WHAT THE TASK ASKS ▸
Only the number is wanted: count the lines that include the word "source".

(Items from a dataset)
+++++

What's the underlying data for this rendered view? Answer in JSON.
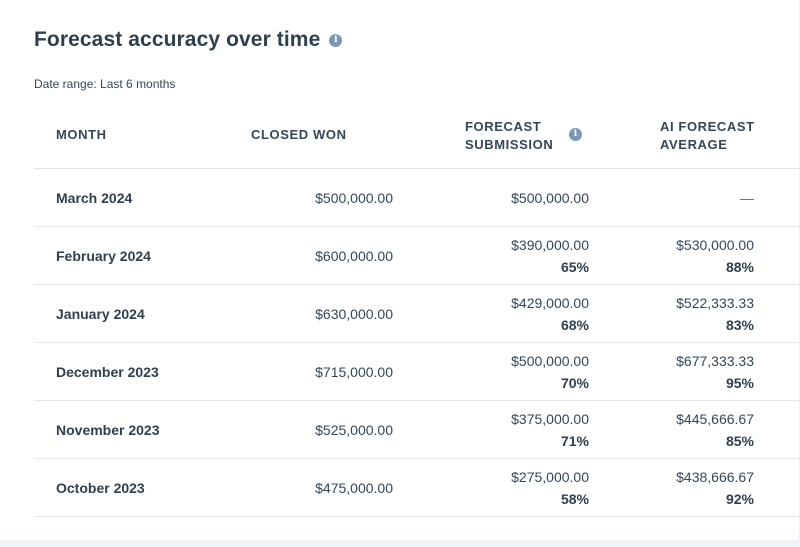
{
  "header": {
    "title": "Forecast accuracy over time",
    "date_range": "Date range: Last 6 months"
  },
  "table": {
    "columns": {
      "month": "MONTH",
      "closed_won": "CLOSED WON",
      "forecast_submission": "FORECAST SUBMISSION",
      "ai_forecast_average": "AI FORECAST AVERAGE"
    },
    "rows": [
      {
        "month": "March 2024",
        "closed_won": "$500,000.00",
        "forecast_value": "$500,000.00",
        "forecast_pct": "",
        "ai_value": "—",
        "ai_pct": ""
      },
      {
        "month": "February 2024",
        "closed_won": "$600,000.00",
        "forecast_value": "$390,000.00",
        "forecast_pct": "65%",
        "ai_value": "$530,000.00",
        "ai_pct": "88%"
      },
      {
        "month": "January 2024",
        "closed_won": "$630,000.00",
        "forecast_value": "$429,000.00",
        "forecast_pct": "68%",
        "ai_value": "$522,333.33",
        "ai_pct": "83%"
      },
      {
        "month": "December 2023",
        "closed_won": "$715,000.00",
        "forecast_value": "$500,000.00",
        "forecast_pct": "70%",
        "ai_value": "$677,333.33",
        "ai_pct": "95%"
      },
      {
        "month": "November 2023",
        "closed_won": "$525,000.00",
        "forecast_value": "$375,000.00",
        "forecast_pct": "71%",
        "ai_value": "$445,666.67",
        "ai_pct": "85%"
      },
      {
        "month": "October 2023",
        "closed_won": "$475,000.00",
        "forecast_value": "$275,000.00",
        "forecast_pct": "58%",
        "ai_value": "$438,666.67",
        "ai_pct": "92%"
      }
    ]
  },
  "icons": {
    "title_info": "info-icon",
    "column_info": "info-icon"
  },
  "colors": {
    "text_primary": "#33475b",
    "text_heading": "#2e3f50",
    "info_icon": "#7c98b6",
    "row_divider": "#e5e9ef"
  }
}
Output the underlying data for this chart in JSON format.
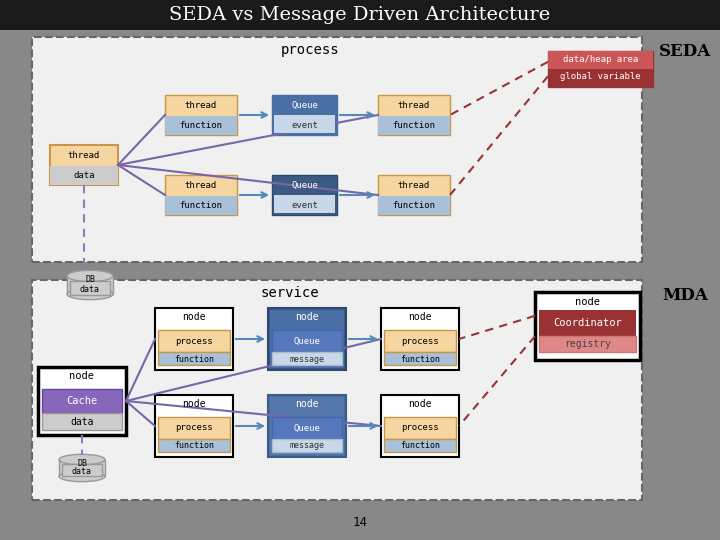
{
  "title": "SEDA vs Message Driven Architecture",
  "title_bg": "#1a1a1a",
  "title_color": "#ffffff",
  "bg_color": "#888888",
  "page_number": "14",
  "seda_label": "SEDA",
  "mda_label": "MDA",
  "seda_process_label": "process",
  "seda_data_heap_label1": "data/heap area",
  "seda_data_heap_label2": "global variable",
  "mda_service_label": "service",
  "mda_coordinator_label": "Coordinator",
  "mda_registry_label": "registry",
  "orange_light": "#f5d5a0",
  "orange_border": "#c8964a",
  "blue_dark": "#4a6fa5",
  "blue_light": "#a8c0d8",
  "blue_medium": "#6688aa",
  "red_dark": "#993333",
  "red_medium": "#cc5555",
  "red_light": "#e08888",
  "purple_line": "#7766aa",
  "blue_arrow": "#5588bb",
  "red_arrow": "#993333",
  "gray_data": "#cccccc",
  "white": "#ffffff",
  "black": "#000000",
  "dashed_border": "#555555",
  "cache_purple": "#8866bb",
  "inner_bg": "#f0f0f0"
}
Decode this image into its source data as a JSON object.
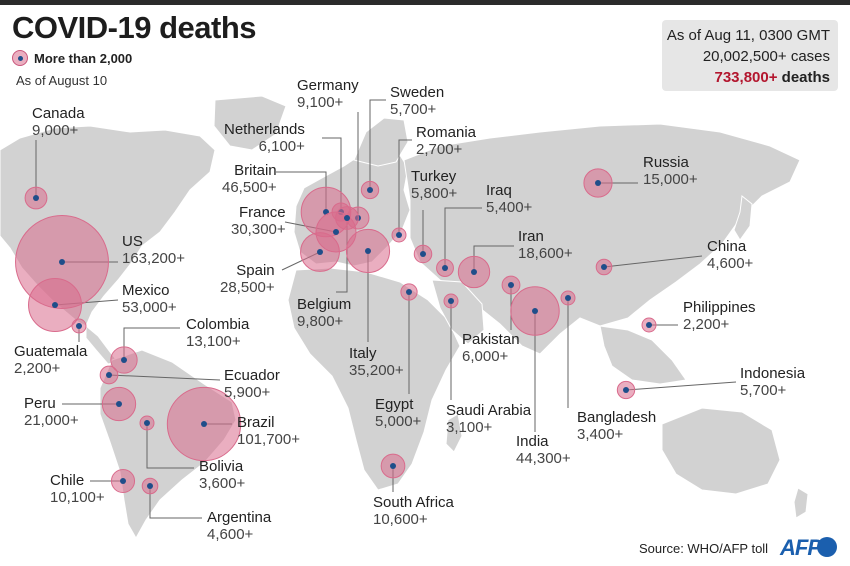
{
  "title": "COVID-19 deaths",
  "legend": {
    "label": "More than 2,000"
  },
  "as_of": "As of August 10",
  "summary": {
    "date": "As of Aug 11, 0300 GMT",
    "cases": "20,002,500+ cases",
    "deaths_number": "733,800+",
    "deaths_word": " deaths"
  },
  "source": "Source: WHO/AFP toll",
  "logo": "AFP",
  "colors": {
    "land": "#d2d2d2",
    "bubble": "#d96b8c",
    "dot": "#1f4e8a",
    "deaths": "#b3162e"
  },
  "countries": [
    {
      "name": "Canada",
      "value": "9,000+",
      "deaths": 9000
    },
    {
      "name": "US",
      "value": "163,200+",
      "deaths": 163200
    },
    {
      "name": "Mexico",
      "value": "53,000+",
      "deaths": 53000
    },
    {
      "name": "Guatemala",
      "value": "2,200+",
      "deaths": 2200
    },
    {
      "name": "Colombia",
      "value": "13,100+",
      "deaths": 13100
    },
    {
      "name": "Ecuador",
      "value": "5,900+",
      "deaths": 5900
    },
    {
      "name": "Peru",
      "value": "21,000+",
      "deaths": 21000
    },
    {
      "name": "Brazil",
      "value": "101,700+",
      "deaths": 101700
    },
    {
      "name": "Bolivia",
      "value": "3,600+",
      "deaths": 3600
    },
    {
      "name": "Chile",
      "value": "10,100+",
      "deaths": 10100
    },
    {
      "name": "Argentina",
      "value": "4,600+",
      "deaths": 4600
    },
    {
      "name": "Britain",
      "value": "46,500+",
      "deaths": 46500
    },
    {
      "name": "Netherlands",
      "value": "6,100+",
      "deaths": 6100
    },
    {
      "name": "Germany",
      "value": "9,100+",
      "deaths": 9100
    },
    {
      "name": "Sweden",
      "value": "5,700+",
      "deaths": 5700
    },
    {
      "name": "Romania",
      "value": "2,700+",
      "deaths": 2700
    },
    {
      "name": "France",
      "value": "30,300+",
      "deaths": 30300
    },
    {
      "name": "Spain",
      "value": "28,500+",
      "deaths": 28500
    },
    {
      "name": "Belgium",
      "value": "9,800+",
      "deaths": 9800
    },
    {
      "name": "Italy",
      "value": "35,200+",
      "deaths": 35200
    },
    {
      "name": "Turkey",
      "value": "5,800+",
      "deaths": 5800
    },
    {
      "name": "Iraq",
      "value": "5,400+",
      "deaths": 5400
    },
    {
      "name": "Iran",
      "value": "18,600+",
      "deaths": 18600
    },
    {
      "name": "Egypt",
      "value": "5,000+",
      "deaths": 5000
    },
    {
      "name": "Saudi Arabia",
      "value": "3,100+",
      "deaths": 3100
    },
    {
      "name": "South Africa",
      "value": "10,600+",
      "deaths": 10600
    },
    {
      "name": "Russia",
      "value": "15,000+",
      "deaths": 15000
    },
    {
      "name": "China",
      "value": "4,600+",
      "deaths": 4600
    },
    {
      "name": "Pakistan",
      "value": "6,000+",
      "deaths": 6000
    },
    {
      "name": "India",
      "value": "44,300+",
      "deaths": 44300
    },
    {
      "name": "Bangladesh",
      "value": "3,400+",
      "deaths": 3400
    },
    {
      "name": "Philippines",
      "value": "2,200+",
      "deaths": 2200
    },
    {
      "name": "Indonesia",
      "value": "5,700+",
      "deaths": 5700
    }
  ]
}
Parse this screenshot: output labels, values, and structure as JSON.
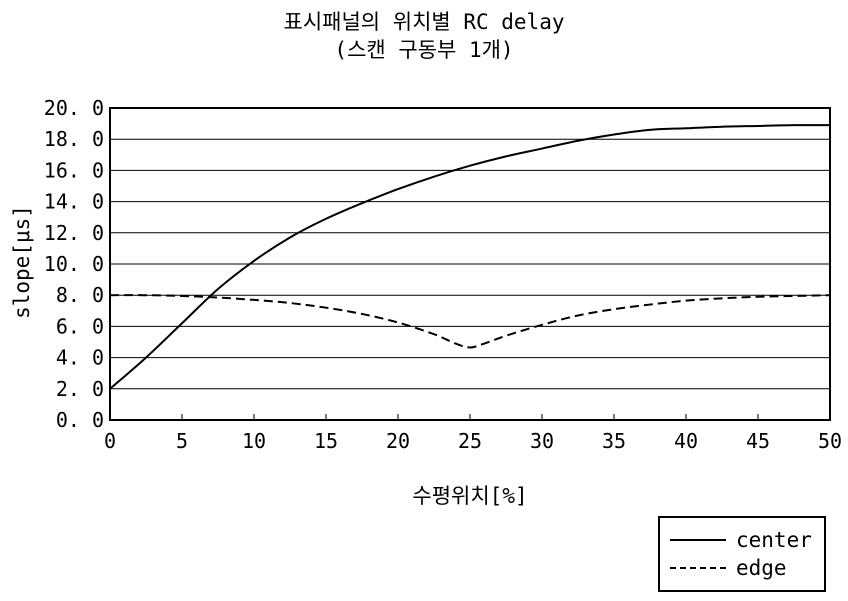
{
  "chart_data": {
    "type": "line",
    "title": "표시패널의 위치별 RC delay",
    "subtitle": "(스캔 구동부 1개)",
    "xlabel": "수평위치[%]",
    "ylabel": "slope[μs]",
    "xlim": [
      0,
      50
    ],
    "ylim": [
      0,
      20
    ],
    "x_ticks": [
      "0",
      "5",
      "10",
      "15",
      "20",
      "25",
      "30",
      "35",
      "40",
      "45",
      "50"
    ],
    "y_ticks": [
      "0. 0",
      "2. 0",
      "4. 0",
      "6. 0",
      "8. 0",
      "10. 0",
      "12. 0",
      "14. 0",
      "16. 0",
      "18. 0",
      "20. 0"
    ],
    "grid": "horizontal",
    "legend_position": "bottom-right",
    "series": [
      {
        "name": "center",
        "style": "solid",
        "color": "#000000",
        "x": [
          0,
          2.5,
          5,
          7.5,
          10,
          12.5,
          15,
          17.5,
          20,
          22.5,
          25,
          27.5,
          30,
          32.5,
          35,
          37.5,
          40,
          42.5,
          45,
          47.5,
          50
        ],
        "y": [
          2.0,
          4.0,
          6.2,
          8.4,
          10.2,
          11.7,
          12.9,
          13.9,
          14.8,
          15.6,
          16.3,
          16.9,
          17.4,
          17.9,
          18.3,
          18.6,
          18.7,
          18.8,
          18.85,
          18.9,
          18.9
        ]
      },
      {
        "name": "edge",
        "style": "dashed",
        "color": "#000000",
        "x": [
          0,
          2.5,
          5,
          7.5,
          10,
          12.5,
          15,
          17.5,
          20,
          22.5,
          24,
          25,
          26,
          27.5,
          30,
          32.5,
          35,
          37.5,
          40,
          42.5,
          45,
          47.5,
          50
        ],
        "y": [
          8.0,
          8.0,
          7.95,
          7.85,
          7.7,
          7.5,
          7.2,
          6.8,
          6.25,
          5.5,
          4.9,
          4.65,
          4.9,
          5.4,
          6.1,
          6.7,
          7.1,
          7.4,
          7.65,
          7.8,
          7.9,
          7.95,
          8.0
        ]
      }
    ]
  }
}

+++++

TASK OUTPUT ▸
2